### Aim of the exercise
Can you reproduce all of the material below with every "colorbar" changed to "color-scale" and everything else left as it is? Omit the pictures from your answer.

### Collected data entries
++++++
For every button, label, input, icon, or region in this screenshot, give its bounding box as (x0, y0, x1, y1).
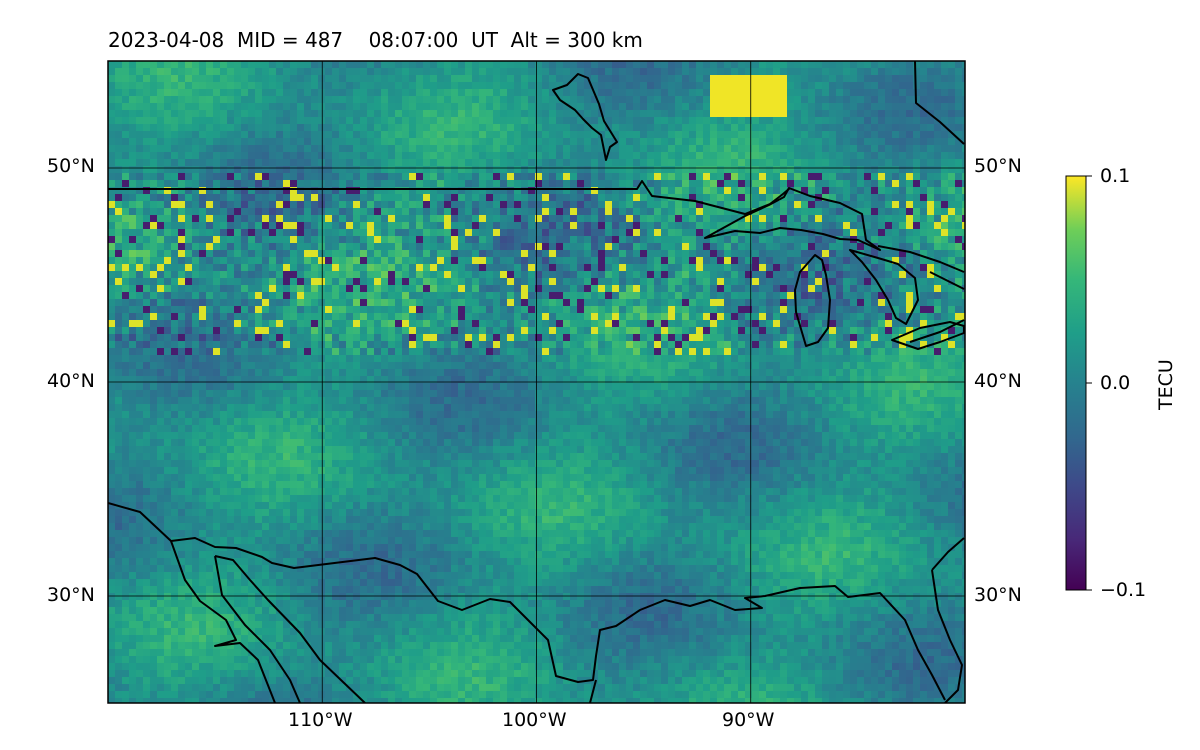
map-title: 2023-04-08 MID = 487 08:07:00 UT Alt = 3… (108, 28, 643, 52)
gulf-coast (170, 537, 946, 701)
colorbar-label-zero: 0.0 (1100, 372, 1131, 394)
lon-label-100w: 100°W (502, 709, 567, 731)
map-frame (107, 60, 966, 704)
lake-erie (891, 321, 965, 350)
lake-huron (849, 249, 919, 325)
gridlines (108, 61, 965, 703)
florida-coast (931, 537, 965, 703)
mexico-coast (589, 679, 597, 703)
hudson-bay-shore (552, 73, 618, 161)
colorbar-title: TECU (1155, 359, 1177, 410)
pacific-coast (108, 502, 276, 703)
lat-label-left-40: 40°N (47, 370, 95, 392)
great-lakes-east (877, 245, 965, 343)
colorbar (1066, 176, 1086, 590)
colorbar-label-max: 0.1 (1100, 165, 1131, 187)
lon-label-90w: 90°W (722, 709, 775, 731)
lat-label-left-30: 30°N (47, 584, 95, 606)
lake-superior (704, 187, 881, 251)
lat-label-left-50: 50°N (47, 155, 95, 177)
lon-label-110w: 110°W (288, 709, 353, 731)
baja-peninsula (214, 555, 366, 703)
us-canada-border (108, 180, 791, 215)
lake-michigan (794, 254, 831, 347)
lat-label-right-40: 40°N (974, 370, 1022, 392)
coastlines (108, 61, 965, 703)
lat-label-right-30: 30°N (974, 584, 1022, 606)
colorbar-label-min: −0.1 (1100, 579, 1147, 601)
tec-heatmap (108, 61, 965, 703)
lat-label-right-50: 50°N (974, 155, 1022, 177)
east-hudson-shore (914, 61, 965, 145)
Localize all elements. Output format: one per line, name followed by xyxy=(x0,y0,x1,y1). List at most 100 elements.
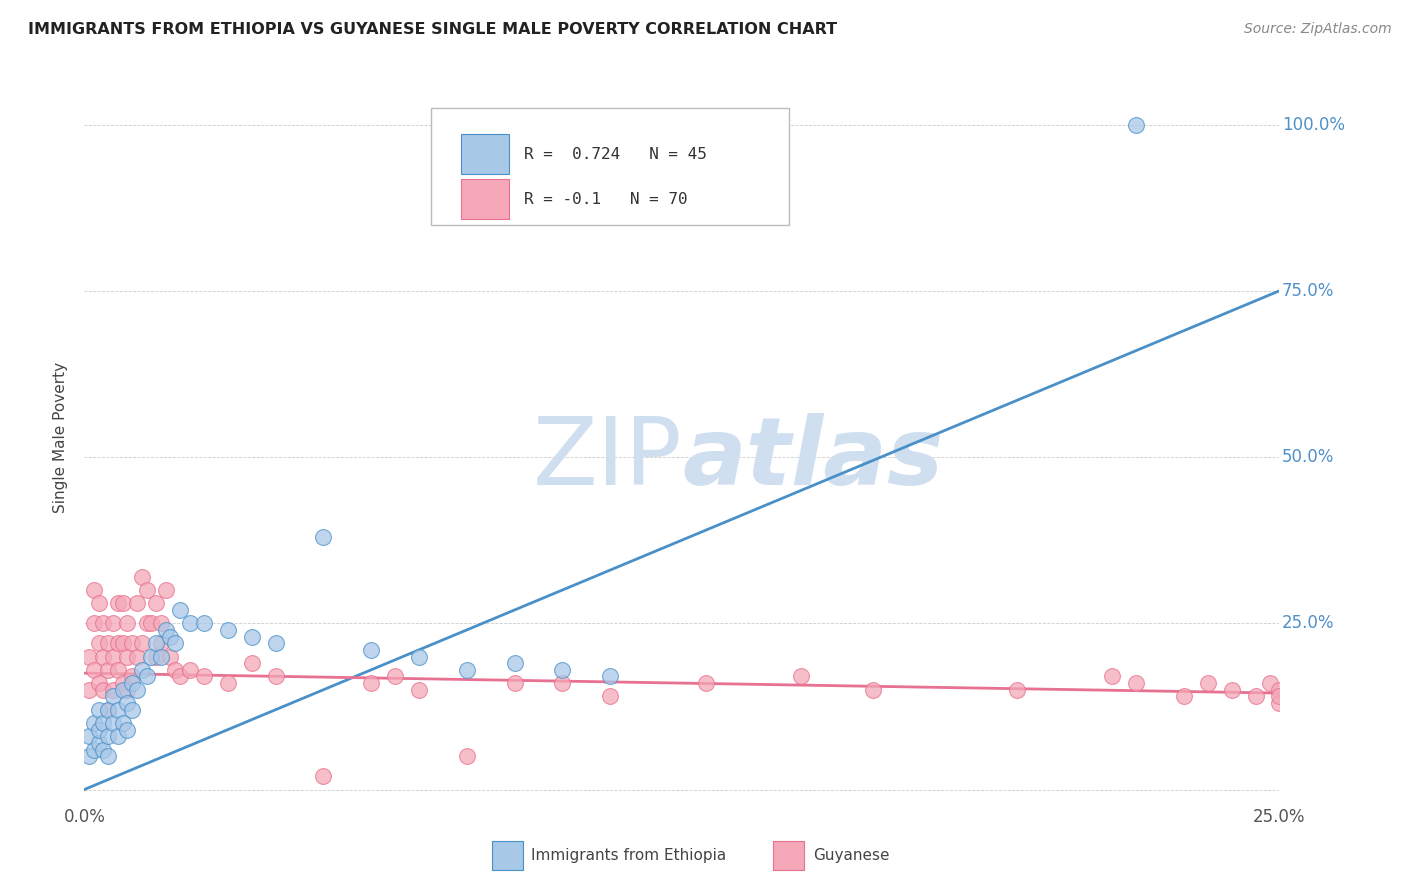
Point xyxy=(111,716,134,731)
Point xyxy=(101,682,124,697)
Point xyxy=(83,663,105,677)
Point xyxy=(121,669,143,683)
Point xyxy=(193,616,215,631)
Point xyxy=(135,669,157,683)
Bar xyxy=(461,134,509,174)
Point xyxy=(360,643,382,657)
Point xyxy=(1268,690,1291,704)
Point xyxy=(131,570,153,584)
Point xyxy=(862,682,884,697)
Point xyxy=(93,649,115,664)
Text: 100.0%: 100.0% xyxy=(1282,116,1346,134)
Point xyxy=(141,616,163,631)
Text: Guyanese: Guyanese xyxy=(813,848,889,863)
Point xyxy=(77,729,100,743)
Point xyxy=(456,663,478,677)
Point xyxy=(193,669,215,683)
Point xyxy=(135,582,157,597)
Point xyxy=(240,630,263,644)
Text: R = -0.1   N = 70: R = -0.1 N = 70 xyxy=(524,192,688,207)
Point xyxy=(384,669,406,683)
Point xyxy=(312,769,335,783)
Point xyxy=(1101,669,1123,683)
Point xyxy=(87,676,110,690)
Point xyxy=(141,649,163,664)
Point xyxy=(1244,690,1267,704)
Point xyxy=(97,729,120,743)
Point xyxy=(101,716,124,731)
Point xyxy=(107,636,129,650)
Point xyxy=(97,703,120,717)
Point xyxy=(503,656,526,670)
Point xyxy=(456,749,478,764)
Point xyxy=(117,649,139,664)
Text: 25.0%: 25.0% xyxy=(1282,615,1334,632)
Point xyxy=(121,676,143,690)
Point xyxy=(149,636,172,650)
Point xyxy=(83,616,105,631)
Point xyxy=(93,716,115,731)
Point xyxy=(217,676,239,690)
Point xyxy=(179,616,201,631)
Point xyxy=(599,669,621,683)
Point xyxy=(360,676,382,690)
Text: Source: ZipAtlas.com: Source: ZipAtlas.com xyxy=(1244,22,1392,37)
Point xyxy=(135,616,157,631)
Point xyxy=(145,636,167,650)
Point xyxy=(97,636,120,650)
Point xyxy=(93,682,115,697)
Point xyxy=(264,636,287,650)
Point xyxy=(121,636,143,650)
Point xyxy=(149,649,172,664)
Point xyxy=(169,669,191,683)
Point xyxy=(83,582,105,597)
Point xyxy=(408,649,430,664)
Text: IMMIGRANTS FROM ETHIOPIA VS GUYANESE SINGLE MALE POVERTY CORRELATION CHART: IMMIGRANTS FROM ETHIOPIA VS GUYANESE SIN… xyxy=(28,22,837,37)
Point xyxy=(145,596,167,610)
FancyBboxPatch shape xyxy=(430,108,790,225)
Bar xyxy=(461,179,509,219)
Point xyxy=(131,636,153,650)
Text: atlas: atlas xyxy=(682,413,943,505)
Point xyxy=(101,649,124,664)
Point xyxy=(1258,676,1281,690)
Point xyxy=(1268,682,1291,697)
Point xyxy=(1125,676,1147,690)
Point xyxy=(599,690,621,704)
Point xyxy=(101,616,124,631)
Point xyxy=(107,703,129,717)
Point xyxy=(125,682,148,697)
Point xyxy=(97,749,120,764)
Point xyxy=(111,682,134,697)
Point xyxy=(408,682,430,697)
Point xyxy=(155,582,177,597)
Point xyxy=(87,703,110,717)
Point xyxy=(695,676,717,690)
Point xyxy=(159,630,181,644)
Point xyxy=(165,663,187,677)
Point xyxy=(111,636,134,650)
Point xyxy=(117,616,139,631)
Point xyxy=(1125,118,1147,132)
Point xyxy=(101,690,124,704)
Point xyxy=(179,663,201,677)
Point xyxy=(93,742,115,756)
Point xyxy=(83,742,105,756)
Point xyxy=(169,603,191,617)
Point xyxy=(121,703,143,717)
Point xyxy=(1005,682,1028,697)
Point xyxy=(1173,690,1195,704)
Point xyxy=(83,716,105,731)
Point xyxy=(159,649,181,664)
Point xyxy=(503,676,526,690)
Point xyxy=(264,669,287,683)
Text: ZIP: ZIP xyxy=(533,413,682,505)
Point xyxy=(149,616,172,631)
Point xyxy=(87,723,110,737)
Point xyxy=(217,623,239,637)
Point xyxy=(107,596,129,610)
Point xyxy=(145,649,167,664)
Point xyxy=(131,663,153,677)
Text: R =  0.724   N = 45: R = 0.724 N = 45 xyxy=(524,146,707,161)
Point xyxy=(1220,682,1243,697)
++++++
### Final result
For every button, label, input, icon, or region in this screenshot, give its bounding box as (x0, y0, x1, y1).
map-title: 2023-04-08 MID = 487 08:07:00 UT Alt = 3… (108, 28, 643, 52)
gulf-coast (170, 537, 946, 701)
color-scale-label-zero: 0.0 (1100, 372, 1131, 394)
lon-label-100w: 100°W (502, 709, 567, 731)
map-frame (107, 60, 966, 704)
lake-erie (891, 321, 965, 350)
lake-huron (849, 249, 919, 325)
gridlines (108, 61, 965, 703)
florida-coast (931, 537, 965, 703)
mexico-coast (589, 679, 597, 703)
hudson-bay-shore (552, 73, 618, 161)
color-scale-title: TECU (1155, 359, 1177, 410)
pacific-coast (108, 502, 276, 703)
lat-label-left-40: 40°N (47, 370, 95, 392)
great-lakes-east (877, 245, 965, 343)
color-scale (1066, 176, 1086, 590)
color-scale-label-max: 0.1 (1100, 165, 1131, 187)
lon-label-90w: 90°W (722, 709, 775, 731)
lat-label-left-30: 30°N (47, 584, 95, 606)
lake-superior (704, 187, 881, 251)
lat-label-left-50: 50°N (47, 155, 95, 177)
lon-label-110w: 110°W (288, 709, 353, 731)
baja-peninsula (214, 555, 366, 703)
us-canada-border (108, 180, 791, 215)
lake-michigan (794, 254, 831, 347)
lat-label-right-40: 40°N (974, 370, 1022, 392)
coastlines (108, 61, 965, 703)
lat-label-right-30: 30°N (974, 584, 1022, 606)
color-scale-label-min: −0.1 (1100, 579, 1147, 601)
tec-heatmap (108, 61, 965, 703)
lat-label-right-50: 50°N (974, 155, 1022, 177)
east-hudson-shore (914, 61, 965, 145)
Localize all elements. Output format: one per line, name followed by xyxy=(x0,y0,x1,y1). List at most 100 elements.
Point xyxy=(111,716,134,731)
Point xyxy=(101,682,124,697)
Point xyxy=(83,663,105,677)
Point xyxy=(121,669,143,683)
Point xyxy=(193,616,215,631)
Point xyxy=(135,669,157,683)
Bar xyxy=(461,134,509,174)
Point xyxy=(360,643,382,657)
Point xyxy=(1268,690,1291,704)
Point xyxy=(131,570,153,584)
Point xyxy=(862,682,884,697)
Point xyxy=(93,649,115,664)
Text: 100.0%: 100.0% xyxy=(1282,116,1346,134)
Point xyxy=(141,616,163,631)
Text: Guyanese: Guyanese xyxy=(813,848,889,863)
Point xyxy=(77,729,100,743)
Point xyxy=(456,663,478,677)
Point xyxy=(193,669,215,683)
Point xyxy=(135,582,157,597)
Point xyxy=(240,630,263,644)
Text: R = -0.1   N = 70: R = -0.1 N = 70 xyxy=(524,192,688,207)
Point xyxy=(384,669,406,683)
Point xyxy=(312,769,335,783)
Point xyxy=(1101,669,1123,683)
Point xyxy=(87,676,110,690)
Point xyxy=(141,649,163,664)
Point xyxy=(1244,690,1267,704)
Point xyxy=(97,729,120,743)
Point xyxy=(101,716,124,731)
Point xyxy=(107,636,129,650)
Point xyxy=(97,703,120,717)
Point xyxy=(503,656,526,670)
Point xyxy=(456,749,478,764)
Point xyxy=(117,649,139,664)
Text: 25.0%: 25.0% xyxy=(1282,615,1334,632)
Point xyxy=(121,676,143,690)
Point xyxy=(149,636,172,650)
Point xyxy=(83,616,105,631)
Point xyxy=(93,716,115,731)
Point xyxy=(217,676,239,690)
Point xyxy=(179,616,201,631)
Point xyxy=(599,669,621,683)
Point xyxy=(360,676,382,690)
Text: Source: ZipAtlas.com: Source: ZipAtlas.com xyxy=(1244,22,1392,37)
Point xyxy=(135,616,157,631)
Point xyxy=(145,636,167,650)
Point xyxy=(97,636,120,650)
Point xyxy=(93,682,115,697)
Point xyxy=(264,636,287,650)
Point xyxy=(121,636,143,650)
Point xyxy=(149,649,172,664)
Point xyxy=(169,669,191,683)
Point xyxy=(83,582,105,597)
Point xyxy=(408,649,430,664)
Text: IMMIGRANTS FROM ETHIOPIA VS GUYANESE SINGLE MALE POVERTY CORRELATION CHART: IMMIGRANTS FROM ETHIOPIA VS GUYANESE SIN… xyxy=(28,22,837,37)
Point xyxy=(145,596,167,610)
FancyBboxPatch shape xyxy=(430,108,790,225)
Bar xyxy=(461,179,509,219)
Point xyxy=(131,636,153,650)
Text: atlas: atlas xyxy=(682,413,943,505)
Point xyxy=(101,649,124,664)
Point xyxy=(1258,676,1281,690)
Point xyxy=(1268,682,1291,697)
Point xyxy=(1125,676,1147,690)
Point xyxy=(599,690,621,704)
Point xyxy=(101,616,124,631)
Point xyxy=(107,703,129,717)
Point xyxy=(125,682,148,697)
Point xyxy=(97,749,120,764)
Point xyxy=(111,682,134,697)
Point xyxy=(408,682,430,697)
Point xyxy=(155,582,177,597)
Point xyxy=(87,703,110,717)
Point xyxy=(695,676,717,690)
Point xyxy=(159,630,181,644)
Point xyxy=(165,663,187,677)
Point xyxy=(111,636,134,650)
Point xyxy=(117,616,139,631)
Point xyxy=(1125,118,1147,132)
Point xyxy=(101,690,124,704)
Point xyxy=(179,663,201,677)
Point xyxy=(93,742,115,756)
Point xyxy=(83,742,105,756)
Point xyxy=(169,603,191,617)
Point xyxy=(121,703,143,717)
Point xyxy=(1005,682,1028,697)
Point xyxy=(1173,690,1195,704)
Point xyxy=(83,716,105,731)
Point xyxy=(159,649,181,664)
Point xyxy=(503,676,526,690)
Point xyxy=(264,669,287,683)
Text: ZIP: ZIP xyxy=(533,413,682,505)
Point xyxy=(149,616,172,631)
Point xyxy=(87,723,110,737)
Point xyxy=(217,623,239,637)
Point xyxy=(107,596,129,610)
Point xyxy=(145,649,167,664)
Point xyxy=(131,663,153,677)
Text: R =  0.724   N = 45: R = 0.724 N = 45 xyxy=(524,146,707,161)
Point xyxy=(1220,682,1243,697)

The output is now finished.